**Stated exercise**
Determine how many lines of the entries contain "JSON". Reply with that number alone.

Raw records
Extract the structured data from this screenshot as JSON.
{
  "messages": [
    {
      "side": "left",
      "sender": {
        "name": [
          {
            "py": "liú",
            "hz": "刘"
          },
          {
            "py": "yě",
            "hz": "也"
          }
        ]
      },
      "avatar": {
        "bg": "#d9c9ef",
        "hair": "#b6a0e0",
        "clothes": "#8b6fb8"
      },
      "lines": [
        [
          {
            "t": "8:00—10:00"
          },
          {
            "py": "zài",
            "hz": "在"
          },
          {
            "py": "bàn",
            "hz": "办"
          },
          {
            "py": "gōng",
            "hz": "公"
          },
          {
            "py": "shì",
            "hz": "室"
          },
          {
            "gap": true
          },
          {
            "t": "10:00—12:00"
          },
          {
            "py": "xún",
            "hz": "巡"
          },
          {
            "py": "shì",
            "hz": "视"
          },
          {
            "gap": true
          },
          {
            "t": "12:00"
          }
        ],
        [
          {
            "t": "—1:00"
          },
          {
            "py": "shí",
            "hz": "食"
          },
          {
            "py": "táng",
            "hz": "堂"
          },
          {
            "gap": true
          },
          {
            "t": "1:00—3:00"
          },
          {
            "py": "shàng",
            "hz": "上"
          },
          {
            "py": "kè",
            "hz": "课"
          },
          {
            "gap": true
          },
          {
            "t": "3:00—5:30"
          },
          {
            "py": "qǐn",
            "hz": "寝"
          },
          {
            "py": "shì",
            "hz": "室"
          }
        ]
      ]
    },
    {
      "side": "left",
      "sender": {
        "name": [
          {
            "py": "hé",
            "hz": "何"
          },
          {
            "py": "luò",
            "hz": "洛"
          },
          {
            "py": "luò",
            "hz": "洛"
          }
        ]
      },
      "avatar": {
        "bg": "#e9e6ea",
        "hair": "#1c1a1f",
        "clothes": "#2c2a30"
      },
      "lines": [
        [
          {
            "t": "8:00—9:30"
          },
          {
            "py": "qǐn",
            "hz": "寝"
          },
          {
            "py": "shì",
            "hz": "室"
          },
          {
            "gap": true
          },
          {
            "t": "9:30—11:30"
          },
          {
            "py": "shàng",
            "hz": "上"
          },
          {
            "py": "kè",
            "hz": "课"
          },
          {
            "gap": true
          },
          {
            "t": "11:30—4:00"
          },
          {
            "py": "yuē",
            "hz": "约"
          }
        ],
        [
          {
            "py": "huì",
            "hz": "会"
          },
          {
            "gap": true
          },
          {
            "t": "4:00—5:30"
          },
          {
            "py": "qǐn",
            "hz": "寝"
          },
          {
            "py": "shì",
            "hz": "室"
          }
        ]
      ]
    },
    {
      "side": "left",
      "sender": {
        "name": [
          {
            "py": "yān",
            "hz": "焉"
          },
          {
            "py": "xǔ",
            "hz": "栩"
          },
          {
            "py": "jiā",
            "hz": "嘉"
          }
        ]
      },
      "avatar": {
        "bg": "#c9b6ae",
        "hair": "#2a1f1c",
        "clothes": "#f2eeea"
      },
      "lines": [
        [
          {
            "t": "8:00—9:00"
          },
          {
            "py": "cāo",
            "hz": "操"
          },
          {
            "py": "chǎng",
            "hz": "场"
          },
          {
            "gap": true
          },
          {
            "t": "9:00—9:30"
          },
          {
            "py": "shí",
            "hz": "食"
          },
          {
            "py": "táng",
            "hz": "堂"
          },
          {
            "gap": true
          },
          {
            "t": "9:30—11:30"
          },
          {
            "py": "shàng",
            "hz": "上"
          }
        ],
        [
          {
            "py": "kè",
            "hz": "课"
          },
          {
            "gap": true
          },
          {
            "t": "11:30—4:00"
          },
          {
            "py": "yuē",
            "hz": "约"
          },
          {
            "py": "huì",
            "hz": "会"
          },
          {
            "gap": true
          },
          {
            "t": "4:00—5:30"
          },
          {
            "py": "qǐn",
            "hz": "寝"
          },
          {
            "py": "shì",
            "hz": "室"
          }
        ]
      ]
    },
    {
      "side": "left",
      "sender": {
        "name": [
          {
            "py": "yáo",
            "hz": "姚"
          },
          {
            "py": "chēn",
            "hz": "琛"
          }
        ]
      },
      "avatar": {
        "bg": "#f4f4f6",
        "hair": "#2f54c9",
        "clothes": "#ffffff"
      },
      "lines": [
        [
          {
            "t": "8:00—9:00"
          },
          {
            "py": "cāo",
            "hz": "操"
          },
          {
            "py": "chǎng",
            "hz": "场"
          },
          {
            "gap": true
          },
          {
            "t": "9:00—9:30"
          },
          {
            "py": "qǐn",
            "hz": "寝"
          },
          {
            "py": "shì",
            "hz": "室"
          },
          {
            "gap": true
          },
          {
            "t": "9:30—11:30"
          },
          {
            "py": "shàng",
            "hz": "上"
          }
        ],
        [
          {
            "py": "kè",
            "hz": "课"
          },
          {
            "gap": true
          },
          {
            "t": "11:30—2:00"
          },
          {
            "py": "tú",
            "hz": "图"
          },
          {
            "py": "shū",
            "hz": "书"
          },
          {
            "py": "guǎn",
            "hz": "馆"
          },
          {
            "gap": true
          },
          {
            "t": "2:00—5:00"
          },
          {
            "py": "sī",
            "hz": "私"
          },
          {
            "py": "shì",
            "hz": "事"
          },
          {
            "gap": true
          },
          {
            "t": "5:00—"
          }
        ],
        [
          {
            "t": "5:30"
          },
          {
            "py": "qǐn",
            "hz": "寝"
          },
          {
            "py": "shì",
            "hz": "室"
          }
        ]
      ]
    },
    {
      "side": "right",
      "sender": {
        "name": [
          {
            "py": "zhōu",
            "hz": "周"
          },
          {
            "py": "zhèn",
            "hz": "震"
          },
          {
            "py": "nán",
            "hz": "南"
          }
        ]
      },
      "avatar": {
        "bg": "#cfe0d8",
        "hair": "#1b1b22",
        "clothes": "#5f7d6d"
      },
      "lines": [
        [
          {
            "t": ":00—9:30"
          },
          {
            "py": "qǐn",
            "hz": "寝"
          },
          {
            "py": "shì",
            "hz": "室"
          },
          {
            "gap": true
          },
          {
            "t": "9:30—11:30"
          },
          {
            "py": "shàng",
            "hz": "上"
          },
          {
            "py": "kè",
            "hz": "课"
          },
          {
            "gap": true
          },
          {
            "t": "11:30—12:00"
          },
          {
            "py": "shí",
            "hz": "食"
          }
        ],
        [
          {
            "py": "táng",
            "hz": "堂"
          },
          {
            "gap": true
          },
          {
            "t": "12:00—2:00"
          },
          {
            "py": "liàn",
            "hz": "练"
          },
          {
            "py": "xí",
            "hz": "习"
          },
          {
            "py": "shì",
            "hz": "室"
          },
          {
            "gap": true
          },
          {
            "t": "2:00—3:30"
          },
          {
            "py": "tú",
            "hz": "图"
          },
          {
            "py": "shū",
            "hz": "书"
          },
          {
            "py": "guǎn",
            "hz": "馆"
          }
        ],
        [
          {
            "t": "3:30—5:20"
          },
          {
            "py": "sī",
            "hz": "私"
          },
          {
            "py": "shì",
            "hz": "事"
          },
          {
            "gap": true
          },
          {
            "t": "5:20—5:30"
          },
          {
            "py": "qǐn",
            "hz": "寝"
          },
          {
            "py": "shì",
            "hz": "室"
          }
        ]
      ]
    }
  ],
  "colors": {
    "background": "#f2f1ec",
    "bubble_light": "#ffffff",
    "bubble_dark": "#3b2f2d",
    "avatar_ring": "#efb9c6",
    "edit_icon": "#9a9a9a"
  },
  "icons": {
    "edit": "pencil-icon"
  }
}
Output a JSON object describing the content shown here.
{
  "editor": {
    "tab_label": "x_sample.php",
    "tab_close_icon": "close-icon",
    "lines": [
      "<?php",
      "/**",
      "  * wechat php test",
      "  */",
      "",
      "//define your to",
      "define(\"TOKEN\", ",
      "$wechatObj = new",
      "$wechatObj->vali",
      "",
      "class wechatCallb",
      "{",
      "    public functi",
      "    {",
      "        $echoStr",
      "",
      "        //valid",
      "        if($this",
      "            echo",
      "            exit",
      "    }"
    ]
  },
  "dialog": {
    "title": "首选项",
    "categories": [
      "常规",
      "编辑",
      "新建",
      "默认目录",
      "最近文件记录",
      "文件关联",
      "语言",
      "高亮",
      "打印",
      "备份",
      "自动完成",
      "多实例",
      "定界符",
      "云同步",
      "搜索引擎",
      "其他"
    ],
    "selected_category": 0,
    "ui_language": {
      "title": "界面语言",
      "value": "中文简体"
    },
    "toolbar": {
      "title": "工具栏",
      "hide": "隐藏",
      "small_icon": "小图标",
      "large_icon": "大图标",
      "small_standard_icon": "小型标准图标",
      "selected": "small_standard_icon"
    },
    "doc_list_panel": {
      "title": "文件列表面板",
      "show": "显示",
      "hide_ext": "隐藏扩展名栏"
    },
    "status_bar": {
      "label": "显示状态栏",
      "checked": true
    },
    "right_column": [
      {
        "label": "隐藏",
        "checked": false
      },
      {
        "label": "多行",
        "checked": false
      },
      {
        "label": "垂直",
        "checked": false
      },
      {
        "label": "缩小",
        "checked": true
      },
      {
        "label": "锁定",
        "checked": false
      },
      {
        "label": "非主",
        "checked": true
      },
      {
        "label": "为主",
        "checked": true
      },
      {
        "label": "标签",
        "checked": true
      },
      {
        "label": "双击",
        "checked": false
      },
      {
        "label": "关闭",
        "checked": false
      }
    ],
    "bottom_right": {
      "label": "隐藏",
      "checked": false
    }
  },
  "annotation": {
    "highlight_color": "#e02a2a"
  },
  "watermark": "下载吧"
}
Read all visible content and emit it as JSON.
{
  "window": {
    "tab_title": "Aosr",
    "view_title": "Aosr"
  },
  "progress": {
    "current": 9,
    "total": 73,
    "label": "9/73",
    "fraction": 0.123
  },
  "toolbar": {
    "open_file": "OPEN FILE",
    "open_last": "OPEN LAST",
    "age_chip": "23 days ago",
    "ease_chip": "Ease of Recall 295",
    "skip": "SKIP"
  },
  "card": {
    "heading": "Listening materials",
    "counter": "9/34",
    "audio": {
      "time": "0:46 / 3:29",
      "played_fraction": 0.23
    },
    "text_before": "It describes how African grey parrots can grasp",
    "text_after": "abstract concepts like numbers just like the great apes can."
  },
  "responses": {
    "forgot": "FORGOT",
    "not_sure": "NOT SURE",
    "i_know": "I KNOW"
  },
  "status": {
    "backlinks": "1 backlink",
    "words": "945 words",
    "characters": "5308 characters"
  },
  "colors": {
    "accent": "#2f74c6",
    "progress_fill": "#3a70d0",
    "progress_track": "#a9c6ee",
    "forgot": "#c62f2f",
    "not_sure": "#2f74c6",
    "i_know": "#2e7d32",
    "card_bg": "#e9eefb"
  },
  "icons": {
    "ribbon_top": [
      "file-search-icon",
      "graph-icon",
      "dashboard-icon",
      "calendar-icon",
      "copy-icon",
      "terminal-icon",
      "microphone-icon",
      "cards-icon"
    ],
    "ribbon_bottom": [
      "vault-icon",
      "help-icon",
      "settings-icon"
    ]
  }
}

**Answer for the task**
3